(Records from a collection)
◆ ◆ ◆ ◆ ◆ ◆ ◆

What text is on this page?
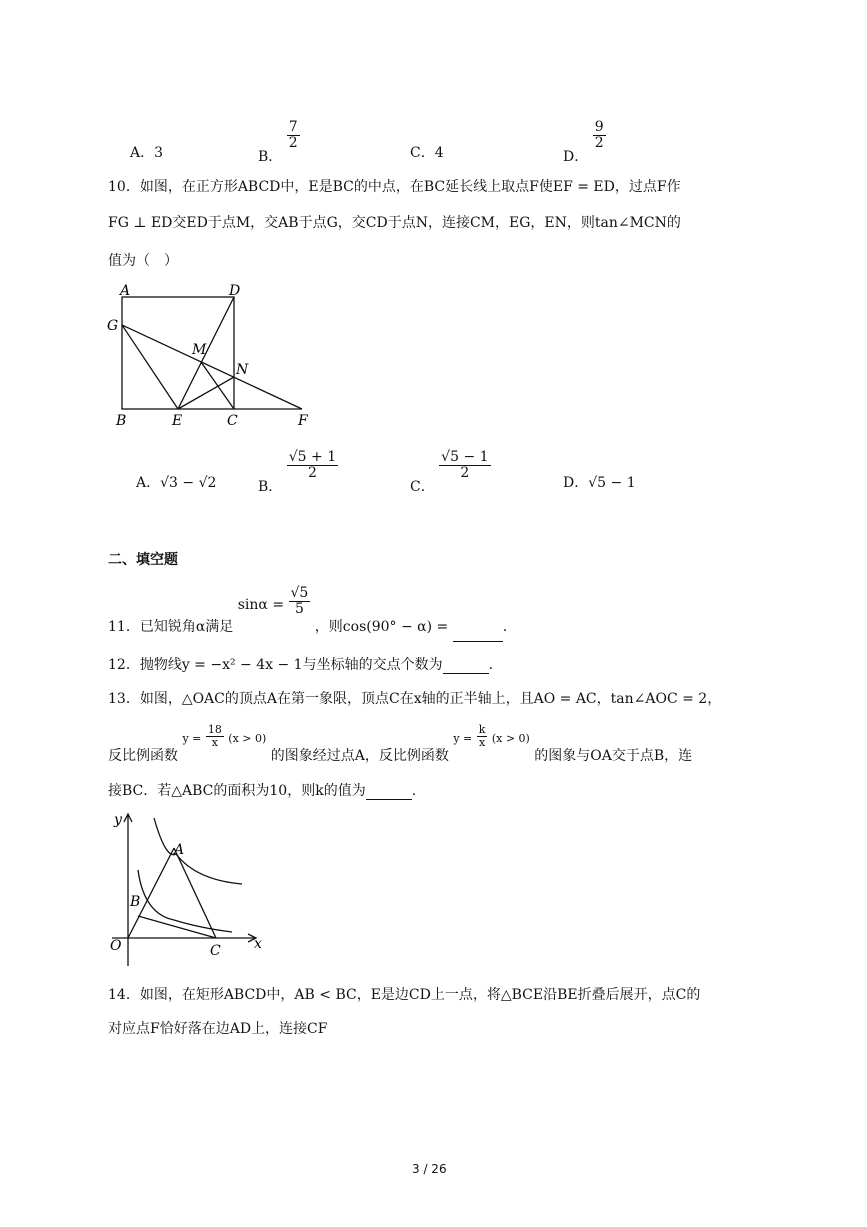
A．3	B．
$\frac{7}{2}$
C．4	D．
$\frac{9}{2}$
10．如图，在正方形ABCD中，E是BC的中点，在BC延长线上取点F使EF = ED，过点F作
FG ⊥ ED交ED于点M，交AB于点G，交CD于点N，连接CM，EG，EN，则tan∠MCN的
值为（　）
A	D
G
M
N
B	E	C	F
A．√3 − √2	B．
$\frac{√5 + 1}{2}$
C．
$\frac{√5 - 1}{2}$
D．√5 − 1
二、填空题
11．已知锐角α满足 $\sin\alpha = \frac{√5}{5}$
，则cos(90° − α) =	.
12．抛物线y = −x² − 4x − 1与坐标轴的交点个数为	.
13．如图，△OAC的顶点A在第一象限，顶点C在x轴的正半轴上，且AO = AC，tan∠AOC = 2，
反比例函数 $y = \frac{18}{x} (x > 0)$ 的图象经过点A，反比例函数 $y = \frac{k}{x} (x > 0)$ 的图象与OA交于点B，连
接BC．若△ABC的面积为10，则k的值为	.
y
A
B
O	C x
14．如图，在矩形ABCD中，AB < BC，E是边CD上一点，将△BCE沿BE折叠后展开，点C的
对应点F恰好落在边AD上，连接CF
3 / 26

◆ ◆ ◆ ◆ ◆ ◆ ◆

Task requirements —
Do not include images; quote all of the entries above exactly.

Solution below —
What text is on this page?
A．3	B．
$\frac{7}{2}$
C．4	D．
$\frac{9}{2}$
10．如图，在正方形ABCD中，E是BC的中点，在BC延长线上取点F使EF = ED，过点F作
FG ⊥ ED交ED于点M，交AB于点G，交CD于点N，连接CM，EG，EN，则tan∠MCN的
值为（　）
A	D
G
M
N
B	E	C	F
A．√3 − √2	B．
$\frac{√5 + 1}{2}$
C．
$\frac{√5 - 1}{2}$
D．√5 − 1
二、填空题
11．已知锐角α满足 $\sin\alpha = \frac{√5}{5}$
，则cos(90° − α) =	.
12．抛物线y = −x² − 4x − 1与坐标轴的交点个数为	.
13．如图，△OAC的顶点A在第一象限，顶点C在x轴的正半轴上，且AO = AC，tan∠AOC = 2，
反比例函数 $y = \frac{18}{x} (x > 0)$ 的图象经过点A，反比例函数 $y = \frac{k}{x} (x > 0)$ 的图象与OA交于点B，连
接BC．若△ABC的面积为10，则k的值为	.
y
A
B
O	C x
14．如图，在矩形ABCD中，AB < BC，E是边CD上一点，将△BCE沿BE折叠后展开，点C的
对应点F恰好落在边AD上，连接CF
3 / 26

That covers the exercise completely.